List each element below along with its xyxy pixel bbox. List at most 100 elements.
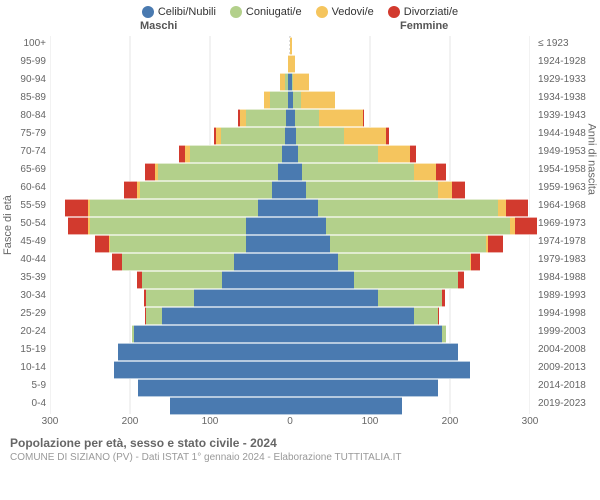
pyramid-row: 20-241999-2003 bbox=[0, 324, 600, 342]
bar-segment bbox=[146, 289, 194, 307]
bar-segment bbox=[293, 73, 309, 91]
bar-segment bbox=[158, 163, 278, 181]
pyramid-row: 10-142009-2013 bbox=[0, 360, 600, 378]
bar-area bbox=[50, 217, 530, 233]
birth-year-label: 1994-1998 bbox=[538, 308, 596, 319]
male-bar bbox=[50, 325, 290, 341]
male-bar bbox=[50, 109, 290, 125]
bar-segment bbox=[146, 307, 162, 325]
age-label: 70-74 bbox=[4, 146, 46, 157]
bar-segment bbox=[378, 145, 410, 163]
birth-year-label: 1959-1963 bbox=[538, 182, 596, 193]
birth-year-label: 1964-1968 bbox=[538, 200, 596, 211]
age-label: 20-24 bbox=[4, 326, 46, 337]
birth-year-label: 1944-1948 bbox=[538, 128, 596, 139]
bar-segment bbox=[438, 181, 452, 199]
bar-segment bbox=[270, 91, 288, 109]
bar-segment bbox=[290, 37, 292, 55]
male-bar bbox=[50, 55, 290, 71]
pyramid-row: 70-74 1949-1953 bbox=[0, 144, 600, 162]
bar-area bbox=[50, 55, 530, 71]
x-tick: 0 bbox=[287, 416, 293, 427]
bar-segment bbox=[344, 127, 386, 145]
male-bar bbox=[50, 361, 290, 377]
pyramid-row: 5-92014-2018 bbox=[0, 378, 600, 396]
birth-year-label: 1974-1978 bbox=[538, 236, 596, 247]
legend-label: Coniugati/e bbox=[246, 6, 302, 18]
bar-segment bbox=[452, 181, 465, 199]
pyramid-rows: 100+≤ 192395-991924-192890-941929-193385… bbox=[0, 36, 600, 414]
female-bar bbox=[290, 91, 530, 107]
bar-segment bbox=[290, 343, 458, 361]
bar-area bbox=[50, 73, 530, 89]
bar-segment bbox=[338, 253, 470, 271]
bar-segment bbox=[386, 127, 389, 145]
male-bar bbox=[50, 343, 290, 359]
female-bar bbox=[290, 361, 530, 377]
female-bar bbox=[290, 145, 530, 161]
bar-segment bbox=[272, 181, 290, 199]
bar-segment bbox=[140, 181, 272, 199]
bar-segment bbox=[306, 181, 438, 199]
bar-segment bbox=[122, 253, 234, 271]
pyramid-row: 60-641959-1963 bbox=[0, 180, 600, 198]
bar-segment bbox=[222, 271, 290, 289]
legend: Celibi/Nubili Coniugati/e Vedovi/e Divor… bbox=[0, 0, 600, 20]
bar-area bbox=[50, 181, 530, 197]
bar-segment bbox=[442, 289, 445, 307]
pyramid-row: 90-941929-1933 bbox=[0, 72, 600, 90]
male-bar bbox=[50, 37, 290, 53]
bar-segment bbox=[498, 199, 506, 217]
bar-segment bbox=[290, 307, 414, 325]
bar-segment bbox=[290, 199, 318, 217]
pyramid-row: 65-691954-1958 bbox=[0, 162, 600, 180]
female-bar bbox=[290, 397, 530, 413]
x-tick: 200 bbox=[122, 416, 139, 427]
age-label: 10-14 bbox=[4, 362, 46, 373]
x-tick: 200 bbox=[442, 416, 459, 427]
bar-segment bbox=[234, 253, 290, 271]
male-bar bbox=[50, 145, 290, 161]
bar-segment bbox=[354, 271, 458, 289]
age-label: 65-69 bbox=[4, 164, 46, 175]
pyramid-row: 95-991924-1928 bbox=[0, 54, 600, 72]
legend-swatch bbox=[230, 6, 242, 18]
male-bar bbox=[50, 181, 290, 197]
x-tick: 100 bbox=[202, 416, 219, 427]
bar-segment bbox=[221, 127, 285, 145]
age-label: 5-9 bbox=[4, 380, 46, 391]
male-bar bbox=[50, 307, 290, 323]
bar-segment bbox=[68, 217, 89, 235]
bar-segment bbox=[170, 397, 290, 415]
legend-swatch bbox=[142, 6, 154, 18]
birth-year-label: 1949-1953 bbox=[538, 146, 596, 157]
pyramid-row: 25-291994-1998 bbox=[0, 306, 600, 324]
bar-area bbox=[50, 379, 530, 395]
bar-segment bbox=[290, 235, 330, 253]
bar-segment bbox=[290, 361, 470, 379]
bar-segment bbox=[290, 145, 298, 163]
legend-item: Celibi/Nubili bbox=[142, 6, 216, 18]
female-bar bbox=[290, 181, 530, 197]
pyramid-row: 55-59 1964-1968 bbox=[0, 198, 600, 216]
male-bar bbox=[50, 199, 290, 215]
bar-segment bbox=[298, 145, 378, 163]
header-male: Maschi bbox=[140, 20, 177, 32]
legend-swatch bbox=[388, 6, 400, 18]
bar-segment bbox=[65, 199, 87, 217]
bar-segment bbox=[282, 145, 290, 163]
bar-segment bbox=[410, 145, 416, 163]
legend-label: Celibi/Nubili bbox=[158, 6, 216, 18]
age-label: 55-59 bbox=[4, 200, 46, 211]
bar-area bbox=[50, 325, 530, 341]
birth-year-label: ≤ 1923 bbox=[538, 38, 596, 49]
birth-year-label: 1989-1993 bbox=[538, 290, 596, 301]
bar-area bbox=[50, 145, 530, 161]
legend-swatch bbox=[316, 6, 328, 18]
bar-segment bbox=[194, 289, 290, 307]
bar-segment bbox=[302, 163, 414, 181]
birth-year-label: 1929-1933 bbox=[538, 74, 596, 85]
bar-segment bbox=[290, 397, 402, 415]
bar-area bbox=[50, 109, 530, 125]
female-bar bbox=[290, 289, 530, 305]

--------

◆ **Instruction**
Rewrite all the data above as a Markdown table with the columns "Row" and "Data line," one line per row. Leave out blank lines and pictures.

◆ **Completed task**
| Row | Data line |
|---|---|
| 1 | List each element below along with its xyxy pixel bbox. List at most 100 elements. |
| 2 | pyramid-row: 20-241999-2003 bbox=[0, 324, 600, 342] |
| 3 | bar-segment bbox=[146, 289, 194, 307] |
| 4 | bar-segment bbox=[293, 73, 309, 91] |
| 5 | bar-segment bbox=[158, 163, 278, 181] |
| 6 | pyramid-row: 10-142009-2013 bbox=[0, 360, 600, 378] |
| 7 | bar-area bbox=[50, 217, 530, 233] |
| 8 | birth-year-label: 1994-1998 bbox=[538, 308, 596, 319] |
| 9 | male-bar bbox=[50, 325, 290, 341] |
| 10 | male-bar bbox=[50, 109, 290, 125] |
| 11 | bar-segment bbox=[146, 307, 162, 325] |
| 12 | age-label: 70-74 bbox=[4, 146, 46, 157] |
| 13 | bar-segment bbox=[378, 145, 410, 163] |
| 14 | birth-year-label: 1959-1963 bbox=[538, 182, 596, 193] |
| 15 | birth-year-label: 1964-1968 bbox=[538, 200, 596, 211] |
| 16 | age-label: 20-24 bbox=[4, 326, 46, 337] |
| 17 | birth-year-label: 1944-1948 bbox=[538, 128, 596, 139] |
| 18 | bar-segment bbox=[438, 181, 452, 199] |
| 19 | bar-segment bbox=[270, 91, 288, 109] |
| 20 | bar-segment bbox=[290, 37, 292, 55] |
| 21 | male-bar bbox=[50, 55, 290, 71] |
| 22 | pyramid-row: 70-74 1949-1953 bbox=[0, 144, 600, 162] |
| 23 | bar-area bbox=[50, 55, 530, 71] |
| 24 | x-tick: 0 bbox=[287, 416, 293, 427] |
| 25 | bar-segment bbox=[344, 127, 386, 145] |
| 26 | male-bar bbox=[50, 361, 290, 377] |
| 27 | pyramid-row: 5-92014-2018 bbox=[0, 378, 600, 396] |
| 28 | birth-year-label: 1974-1978 bbox=[538, 236, 596, 247] |
| 29 | legend-label: Coniugati/e bbox=[246, 6, 302, 18] |
| 30 | bar-segment bbox=[452, 181, 465, 199] |
| 31 | pyramid-rows: 100+≤ 192395-991924-192890-941929-193385… bbox=[0, 36, 600, 414] |
| 32 | female-bar bbox=[290, 91, 530, 107] |
| 33 | bar-segment bbox=[290, 343, 458, 361] |
| 34 | bar-area bbox=[50, 73, 530, 89] |
| 35 | bar-segment bbox=[338, 253, 470, 271] |
| 36 | bar-segment bbox=[386, 127, 389, 145] |
| 37 | male-bar bbox=[50, 343, 290, 359] |
| 38 | female-bar bbox=[290, 361, 530, 377] |
| 39 | female-bar bbox=[290, 145, 530, 161] |
| 40 | bar-segment bbox=[272, 181, 290, 199] |
| 41 | bar-segment bbox=[140, 181, 272, 199] |
| 42 | bar-segment bbox=[306, 181, 438, 199] |
| 43 | bar-segment bbox=[122, 253, 234, 271] |
| 44 | pyramid-row: 60-641959-1963 bbox=[0, 180, 600, 198] |
| 45 | bar-segment bbox=[222, 271, 290, 289] |
| 46 | legend: Celibi/Nubili Coniugati/e Vedovi/e Divor… bbox=[0, 0, 600, 20] |
| 47 | bar-area bbox=[50, 181, 530, 197] |
| 48 | bar-segment bbox=[442, 289, 445, 307] |
| 49 | pyramid-row: 90-941929-1933 bbox=[0, 72, 600, 90] |
| 50 | male-bar bbox=[50, 37, 290, 53] |
| 51 | bar-segment bbox=[498, 199, 506, 217] |
| 52 | bar-segment bbox=[290, 307, 414, 325] |
| 53 | bar-segment bbox=[290, 199, 318, 217] |
| 54 | pyramid-row: 65-691954-1958 bbox=[0, 162, 600, 180] |
| 55 | female-bar bbox=[290, 397, 530, 413] |
| 56 | x-tick: 200 bbox=[122, 416, 139, 427] |
| 57 | age-label: 10-14 bbox=[4, 362, 46, 373] |
| 58 | x-tick: 200 bbox=[442, 416, 459, 427] |
| 59 | bar-segment bbox=[234, 253, 290, 271] |
| 60 | male-bar bbox=[50, 145, 290, 161] |
| 61 | bar-segment bbox=[354, 271, 458, 289] |
| 62 | age-label: 65-69 bbox=[4, 164, 46, 175] |
| 63 | pyramid-row: 95-991924-1928 bbox=[0, 54, 600, 72] |
| 64 | legend-swatch bbox=[230, 6, 242, 18] |
| 65 | male-bar bbox=[50, 181, 290, 197] |
| 66 | x-tick: 100 bbox=[202, 416, 219, 427] |
| 67 | bar-segment bbox=[221, 127, 285, 145] |
| 68 | age-label: 5-9 bbox=[4, 380, 46, 391] |
| 69 | male-bar bbox=[50, 307, 290, 323] |
| 70 | bar-segment bbox=[68, 217, 89, 235] |
| 71 | bar-segment bbox=[170, 397, 290, 415] |
| 72 | legend-swatch bbox=[142, 6, 154, 18] |
| 73 | birth-year-label: 1949-1953 bbox=[538, 146, 596, 157] |
| 74 | pyramid-row: 25-291994-1998 bbox=[0, 306, 600, 324] |
| 75 | bar-area bbox=[50, 379, 530, 395] |
| 76 | bar-segment bbox=[290, 235, 330, 253] |
| 77 | bar-segment bbox=[290, 361, 470, 379] |
| 78 | bar-segment bbox=[290, 145, 298, 163] |
| 79 | legend-item: Celibi/Nubili bbox=[142, 6, 216, 18] |
| 80 | female-bar bbox=[290, 181, 530, 197] |
| 81 | pyramid-row: 55-59 1964-1968 bbox=[0, 198, 600, 216] |
| 82 | male-bar bbox=[50, 199, 290, 215] |
| 83 | bar-segment bbox=[298, 145, 378, 163] |
| 84 | header-male: Maschi bbox=[140, 20, 177, 32] |
| 85 | legend-swatch bbox=[388, 6, 400, 18] |
| 86 | bar-segment bbox=[65, 199, 87, 217] |
| 87 | bar-segment bbox=[282, 145, 290, 163] |
| 88 | bar-segment bbox=[410, 145, 416, 163] |
| 89 | legend-label: Celibi/Nubili bbox=[158, 6, 216, 18] |
| 90 | age-label: 55-59 bbox=[4, 200, 46, 211] |
| 91 | bar-area bbox=[50, 325, 530, 341] |
| 92 | birth-year-label: ≤ 1923 bbox=[538, 38, 596, 49] |
| 93 | birth-year-label: 1989-1993 bbox=[538, 290, 596, 301] |
| 94 | bar-area bbox=[50, 145, 530, 161] |
| 95 | legend-swatch bbox=[316, 6, 328, 18] |
| 96 | bar-segment bbox=[194, 289, 290, 307] |
| 97 | bar-segment bbox=[302, 163, 414, 181] |
| 98 | birth-year-label: 1929-1933 bbox=[538, 74, 596, 85] |
| 99 | bar-segment bbox=[290, 397, 402, 415] |
| 100 | bar-area bbox=[50, 109, 530, 125] |
| 101 | female-bar bbox=[290, 289, 530, 305] |